▶ **JOB 1**
Reproduce the passage of the excerpt on responses to disaster between "This panel takes" and "disaster relief programmes.", inclusive.
▶ **JOB 2**
In the entries, rewrite the lines between the one holding "378, 697, 390]" and the one holding "283, 1159, 295]", inclusive, with "wire" changed to "trace" and nothing else altered. Return only those lines.

▶ **EXCERPT**
════

How do families and communities cope with the stress of sudden dislocation, the deaths of family members, loss of housing and property, and the disruption of communities? How do people organise their lives in shelters? What social structures do they create, and what do they refer to in doing so? What roles does religion play? What other spiritual or emotional guidance is available and accepted? How do people (re)create a sense of normality? Do they become more open to new ideas, or more conservative? How do they make plans for the future and realise them? What compromises do they make? What are the emotions entailed? And how does all this change over time?
This panel takes a comparative approach. It brings together papers that investigate in detail the questions raised above in specific cases. We aim to identify the cultural differences and similarities in reactions to traumatic stress situations. Our goal is to assess the contribution that anthropologists can make to an understanding of human response to disaster. We hope that contribution may be of value to future disaster relief programmes.

════

▶ **MATERIAL FOR THIS TASK**

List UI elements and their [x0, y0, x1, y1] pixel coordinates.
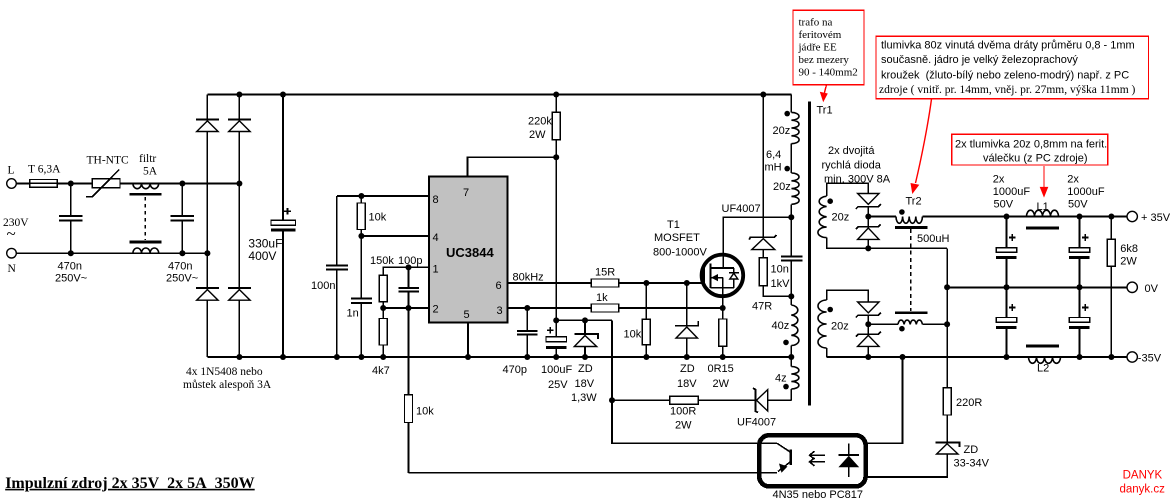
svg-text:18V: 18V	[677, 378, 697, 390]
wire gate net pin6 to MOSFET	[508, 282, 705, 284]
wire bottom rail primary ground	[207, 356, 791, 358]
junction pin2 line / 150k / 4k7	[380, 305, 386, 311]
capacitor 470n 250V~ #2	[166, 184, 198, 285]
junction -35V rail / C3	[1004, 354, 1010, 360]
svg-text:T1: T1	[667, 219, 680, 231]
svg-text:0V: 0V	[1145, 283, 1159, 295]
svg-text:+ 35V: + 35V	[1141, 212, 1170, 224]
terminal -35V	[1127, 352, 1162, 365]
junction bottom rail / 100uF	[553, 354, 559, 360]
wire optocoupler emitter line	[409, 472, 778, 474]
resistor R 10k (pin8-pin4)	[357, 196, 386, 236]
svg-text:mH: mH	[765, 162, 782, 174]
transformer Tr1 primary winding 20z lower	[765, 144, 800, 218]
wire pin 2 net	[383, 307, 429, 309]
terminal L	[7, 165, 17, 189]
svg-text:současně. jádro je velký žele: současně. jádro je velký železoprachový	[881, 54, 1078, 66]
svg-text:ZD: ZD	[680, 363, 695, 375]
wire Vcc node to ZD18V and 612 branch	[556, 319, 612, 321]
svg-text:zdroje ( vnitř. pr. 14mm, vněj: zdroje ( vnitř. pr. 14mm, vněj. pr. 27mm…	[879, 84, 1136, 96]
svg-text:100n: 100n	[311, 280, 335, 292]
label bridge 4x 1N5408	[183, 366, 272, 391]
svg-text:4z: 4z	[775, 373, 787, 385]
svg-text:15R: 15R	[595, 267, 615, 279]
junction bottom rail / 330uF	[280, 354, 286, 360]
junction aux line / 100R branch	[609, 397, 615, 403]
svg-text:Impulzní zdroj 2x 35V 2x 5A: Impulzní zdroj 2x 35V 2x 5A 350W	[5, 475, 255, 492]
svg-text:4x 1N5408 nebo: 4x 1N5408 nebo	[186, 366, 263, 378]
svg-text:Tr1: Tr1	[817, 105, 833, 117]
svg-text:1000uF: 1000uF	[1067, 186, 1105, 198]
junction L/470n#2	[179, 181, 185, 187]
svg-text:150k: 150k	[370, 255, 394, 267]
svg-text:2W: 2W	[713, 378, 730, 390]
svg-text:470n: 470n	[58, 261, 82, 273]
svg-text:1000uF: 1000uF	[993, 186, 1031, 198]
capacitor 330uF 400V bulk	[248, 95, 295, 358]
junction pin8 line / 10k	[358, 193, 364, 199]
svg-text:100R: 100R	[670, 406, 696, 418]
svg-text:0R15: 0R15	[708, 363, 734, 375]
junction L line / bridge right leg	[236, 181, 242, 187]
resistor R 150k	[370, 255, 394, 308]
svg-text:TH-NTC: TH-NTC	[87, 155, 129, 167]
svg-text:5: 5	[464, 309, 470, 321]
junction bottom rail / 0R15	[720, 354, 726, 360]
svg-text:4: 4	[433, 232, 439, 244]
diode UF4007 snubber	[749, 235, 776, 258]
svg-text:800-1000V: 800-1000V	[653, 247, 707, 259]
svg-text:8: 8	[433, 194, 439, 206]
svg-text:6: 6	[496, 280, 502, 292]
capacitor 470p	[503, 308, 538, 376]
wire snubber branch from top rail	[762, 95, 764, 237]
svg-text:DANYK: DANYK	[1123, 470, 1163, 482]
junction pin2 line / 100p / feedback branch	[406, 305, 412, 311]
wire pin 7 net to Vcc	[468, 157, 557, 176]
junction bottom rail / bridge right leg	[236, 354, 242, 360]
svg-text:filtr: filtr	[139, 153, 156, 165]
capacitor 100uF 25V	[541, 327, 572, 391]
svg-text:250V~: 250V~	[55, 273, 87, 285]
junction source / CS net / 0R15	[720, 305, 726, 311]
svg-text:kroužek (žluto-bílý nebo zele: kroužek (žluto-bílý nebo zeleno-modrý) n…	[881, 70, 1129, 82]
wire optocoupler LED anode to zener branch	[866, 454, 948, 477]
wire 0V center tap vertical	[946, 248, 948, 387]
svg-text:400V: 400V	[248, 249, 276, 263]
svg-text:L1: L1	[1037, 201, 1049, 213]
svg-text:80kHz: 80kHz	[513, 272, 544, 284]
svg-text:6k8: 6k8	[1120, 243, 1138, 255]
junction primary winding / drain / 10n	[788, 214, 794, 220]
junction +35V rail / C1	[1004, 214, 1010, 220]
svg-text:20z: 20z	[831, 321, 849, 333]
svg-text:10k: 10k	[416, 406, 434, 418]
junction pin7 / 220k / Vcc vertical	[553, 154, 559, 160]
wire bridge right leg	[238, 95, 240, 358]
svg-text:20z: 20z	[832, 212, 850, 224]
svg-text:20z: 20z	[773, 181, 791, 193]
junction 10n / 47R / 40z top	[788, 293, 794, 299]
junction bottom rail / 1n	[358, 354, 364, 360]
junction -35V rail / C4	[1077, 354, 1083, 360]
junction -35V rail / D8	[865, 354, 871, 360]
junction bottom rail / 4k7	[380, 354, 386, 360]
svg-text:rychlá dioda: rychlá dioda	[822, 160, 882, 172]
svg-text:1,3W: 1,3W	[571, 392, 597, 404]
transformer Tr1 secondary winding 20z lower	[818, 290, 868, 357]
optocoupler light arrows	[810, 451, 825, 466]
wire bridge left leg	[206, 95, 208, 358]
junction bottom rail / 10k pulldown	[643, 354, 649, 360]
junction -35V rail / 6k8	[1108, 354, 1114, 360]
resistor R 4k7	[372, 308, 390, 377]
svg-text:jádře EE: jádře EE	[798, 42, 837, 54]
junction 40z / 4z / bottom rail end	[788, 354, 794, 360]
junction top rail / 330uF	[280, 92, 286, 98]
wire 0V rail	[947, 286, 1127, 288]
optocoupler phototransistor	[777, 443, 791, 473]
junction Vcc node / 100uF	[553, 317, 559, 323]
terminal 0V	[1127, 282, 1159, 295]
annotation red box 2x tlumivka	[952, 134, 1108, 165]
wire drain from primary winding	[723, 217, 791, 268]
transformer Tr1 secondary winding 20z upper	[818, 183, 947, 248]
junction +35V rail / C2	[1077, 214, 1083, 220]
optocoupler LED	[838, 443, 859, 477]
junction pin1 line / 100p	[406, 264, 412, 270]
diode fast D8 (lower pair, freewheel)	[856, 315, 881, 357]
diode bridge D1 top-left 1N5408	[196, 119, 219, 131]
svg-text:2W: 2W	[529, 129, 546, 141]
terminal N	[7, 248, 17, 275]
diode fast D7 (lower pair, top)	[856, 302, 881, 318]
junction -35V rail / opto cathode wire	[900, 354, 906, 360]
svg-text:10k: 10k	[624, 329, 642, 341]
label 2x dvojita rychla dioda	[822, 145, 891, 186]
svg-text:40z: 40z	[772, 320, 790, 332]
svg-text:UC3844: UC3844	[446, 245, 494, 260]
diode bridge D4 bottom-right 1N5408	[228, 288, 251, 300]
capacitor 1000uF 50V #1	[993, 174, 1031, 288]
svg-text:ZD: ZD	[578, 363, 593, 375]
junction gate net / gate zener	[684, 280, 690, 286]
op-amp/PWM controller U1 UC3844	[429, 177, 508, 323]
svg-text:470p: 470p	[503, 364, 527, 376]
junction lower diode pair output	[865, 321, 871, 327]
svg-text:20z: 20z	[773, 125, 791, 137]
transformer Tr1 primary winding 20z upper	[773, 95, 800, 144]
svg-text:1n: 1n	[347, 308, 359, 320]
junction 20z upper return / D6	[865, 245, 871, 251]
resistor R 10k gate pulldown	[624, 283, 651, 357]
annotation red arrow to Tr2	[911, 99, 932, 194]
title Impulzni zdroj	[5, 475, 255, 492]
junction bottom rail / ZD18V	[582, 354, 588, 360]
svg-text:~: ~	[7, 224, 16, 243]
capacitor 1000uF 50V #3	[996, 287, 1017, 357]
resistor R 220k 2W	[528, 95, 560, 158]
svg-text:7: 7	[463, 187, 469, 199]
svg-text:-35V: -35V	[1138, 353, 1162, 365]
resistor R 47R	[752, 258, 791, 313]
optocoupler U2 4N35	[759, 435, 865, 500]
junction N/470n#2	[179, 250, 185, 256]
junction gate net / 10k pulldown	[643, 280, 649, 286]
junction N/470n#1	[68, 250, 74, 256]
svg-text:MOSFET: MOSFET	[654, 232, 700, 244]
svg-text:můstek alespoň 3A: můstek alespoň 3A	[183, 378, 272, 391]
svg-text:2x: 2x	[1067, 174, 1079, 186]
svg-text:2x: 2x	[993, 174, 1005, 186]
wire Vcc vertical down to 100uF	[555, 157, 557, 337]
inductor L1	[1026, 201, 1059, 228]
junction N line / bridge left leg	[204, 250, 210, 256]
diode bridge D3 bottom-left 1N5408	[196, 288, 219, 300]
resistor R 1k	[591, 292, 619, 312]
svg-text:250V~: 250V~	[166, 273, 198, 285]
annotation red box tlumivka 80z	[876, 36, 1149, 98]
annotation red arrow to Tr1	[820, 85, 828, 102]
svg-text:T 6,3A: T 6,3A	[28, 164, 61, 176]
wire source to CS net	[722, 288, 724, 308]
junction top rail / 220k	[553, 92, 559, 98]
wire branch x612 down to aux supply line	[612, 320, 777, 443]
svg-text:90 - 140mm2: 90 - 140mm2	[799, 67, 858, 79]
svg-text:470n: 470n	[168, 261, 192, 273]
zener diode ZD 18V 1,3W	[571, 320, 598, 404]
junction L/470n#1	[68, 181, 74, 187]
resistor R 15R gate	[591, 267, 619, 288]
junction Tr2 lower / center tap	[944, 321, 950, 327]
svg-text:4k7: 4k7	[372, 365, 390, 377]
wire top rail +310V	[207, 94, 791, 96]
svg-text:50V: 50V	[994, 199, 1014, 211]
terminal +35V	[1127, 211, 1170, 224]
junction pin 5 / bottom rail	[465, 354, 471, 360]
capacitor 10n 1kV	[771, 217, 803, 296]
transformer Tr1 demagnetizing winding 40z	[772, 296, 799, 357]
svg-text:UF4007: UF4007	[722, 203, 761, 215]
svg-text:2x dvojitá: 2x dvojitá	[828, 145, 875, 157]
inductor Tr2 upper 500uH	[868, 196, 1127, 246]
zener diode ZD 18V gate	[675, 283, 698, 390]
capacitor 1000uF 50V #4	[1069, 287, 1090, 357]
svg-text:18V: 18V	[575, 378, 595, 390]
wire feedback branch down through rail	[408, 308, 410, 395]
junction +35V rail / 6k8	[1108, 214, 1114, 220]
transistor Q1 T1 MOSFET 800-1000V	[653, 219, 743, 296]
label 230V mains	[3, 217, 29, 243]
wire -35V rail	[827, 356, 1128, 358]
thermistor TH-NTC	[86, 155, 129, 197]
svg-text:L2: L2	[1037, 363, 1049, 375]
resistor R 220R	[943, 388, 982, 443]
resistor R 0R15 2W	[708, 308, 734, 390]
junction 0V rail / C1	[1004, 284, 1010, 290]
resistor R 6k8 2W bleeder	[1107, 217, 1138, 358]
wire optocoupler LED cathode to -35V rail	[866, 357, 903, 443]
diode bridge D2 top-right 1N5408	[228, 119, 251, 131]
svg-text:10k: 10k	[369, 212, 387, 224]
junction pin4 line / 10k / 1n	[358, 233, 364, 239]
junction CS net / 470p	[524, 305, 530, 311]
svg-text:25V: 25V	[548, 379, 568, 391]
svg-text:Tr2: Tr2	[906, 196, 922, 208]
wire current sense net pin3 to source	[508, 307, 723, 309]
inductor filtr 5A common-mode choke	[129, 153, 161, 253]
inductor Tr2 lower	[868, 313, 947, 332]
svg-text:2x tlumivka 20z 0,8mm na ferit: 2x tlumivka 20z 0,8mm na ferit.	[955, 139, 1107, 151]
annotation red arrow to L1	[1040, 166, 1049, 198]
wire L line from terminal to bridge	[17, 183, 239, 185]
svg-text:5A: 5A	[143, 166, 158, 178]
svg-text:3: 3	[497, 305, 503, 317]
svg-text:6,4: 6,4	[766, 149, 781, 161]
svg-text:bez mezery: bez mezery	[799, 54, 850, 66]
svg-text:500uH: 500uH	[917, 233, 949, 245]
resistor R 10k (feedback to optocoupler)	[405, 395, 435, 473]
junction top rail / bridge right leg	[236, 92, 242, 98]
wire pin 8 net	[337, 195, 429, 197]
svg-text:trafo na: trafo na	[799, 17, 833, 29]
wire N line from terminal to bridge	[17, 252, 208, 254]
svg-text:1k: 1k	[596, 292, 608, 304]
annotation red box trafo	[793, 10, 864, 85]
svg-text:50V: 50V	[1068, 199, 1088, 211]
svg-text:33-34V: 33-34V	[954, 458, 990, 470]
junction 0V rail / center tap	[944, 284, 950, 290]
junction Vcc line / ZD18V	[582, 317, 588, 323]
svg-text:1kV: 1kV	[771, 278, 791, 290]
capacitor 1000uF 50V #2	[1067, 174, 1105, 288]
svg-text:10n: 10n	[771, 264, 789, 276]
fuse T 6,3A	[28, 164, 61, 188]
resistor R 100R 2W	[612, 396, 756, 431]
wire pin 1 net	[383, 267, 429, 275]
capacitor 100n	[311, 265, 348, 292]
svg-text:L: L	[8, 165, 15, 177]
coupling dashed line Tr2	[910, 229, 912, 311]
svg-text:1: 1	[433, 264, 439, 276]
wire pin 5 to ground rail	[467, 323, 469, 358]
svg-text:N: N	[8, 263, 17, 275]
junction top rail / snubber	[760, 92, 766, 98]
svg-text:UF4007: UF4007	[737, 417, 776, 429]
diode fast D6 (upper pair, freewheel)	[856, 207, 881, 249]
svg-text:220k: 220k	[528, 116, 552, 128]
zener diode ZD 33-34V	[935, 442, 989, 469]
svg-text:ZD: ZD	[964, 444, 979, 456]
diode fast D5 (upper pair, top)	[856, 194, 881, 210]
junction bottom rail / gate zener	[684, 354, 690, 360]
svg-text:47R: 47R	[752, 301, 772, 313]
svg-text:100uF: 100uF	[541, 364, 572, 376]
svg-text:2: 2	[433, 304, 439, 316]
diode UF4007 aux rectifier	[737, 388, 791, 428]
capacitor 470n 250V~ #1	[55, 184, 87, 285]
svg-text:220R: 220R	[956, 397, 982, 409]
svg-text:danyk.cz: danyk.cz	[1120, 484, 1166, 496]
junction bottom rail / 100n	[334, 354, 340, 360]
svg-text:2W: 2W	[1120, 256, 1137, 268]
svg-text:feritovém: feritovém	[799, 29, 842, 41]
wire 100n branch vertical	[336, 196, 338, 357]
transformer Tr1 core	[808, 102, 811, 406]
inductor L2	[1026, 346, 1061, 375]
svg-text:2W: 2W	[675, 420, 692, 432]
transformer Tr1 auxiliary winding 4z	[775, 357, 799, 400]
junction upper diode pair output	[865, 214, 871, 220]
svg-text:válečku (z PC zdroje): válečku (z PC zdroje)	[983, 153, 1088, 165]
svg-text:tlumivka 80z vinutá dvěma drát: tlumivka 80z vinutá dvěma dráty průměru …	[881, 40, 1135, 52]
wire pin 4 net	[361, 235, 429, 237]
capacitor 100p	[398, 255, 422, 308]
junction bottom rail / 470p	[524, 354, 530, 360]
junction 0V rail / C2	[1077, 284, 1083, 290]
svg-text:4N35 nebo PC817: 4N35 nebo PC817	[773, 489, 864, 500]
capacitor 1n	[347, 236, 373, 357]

════

▶ **FINAL RESULT 1**
This panel takes a comparative approach. It brings together papers that investigate in detail the questions raised above in specific cases. We aim to identify the cultural differences and similarities in reactions to traumatic stress situations. Our goal is to assess the contribution that anthropologists can make to an understanding of human response to disaster. We hope that contribution may be of value to future disaster relief programmes.

▶ **FINAL RESULT 2**
svg-text:18V: 18V	[677, 378, 697, 390]
trace gate net pin6 to MOSFET	[508, 282, 705, 284]
trace bottom rail primary ground	[207, 356, 791, 358]
junction pin2 line / 150k / 4k7	[380, 305, 386, 311]
capacitor 470n 250V~ #2	[166, 184, 198, 285]
junction -35V rail / C3	[1004, 354, 1010, 360]
svg-text:T1: T1	[667, 219, 680, 231]
svg-text:0V: 0V	[1145, 283, 1159, 295]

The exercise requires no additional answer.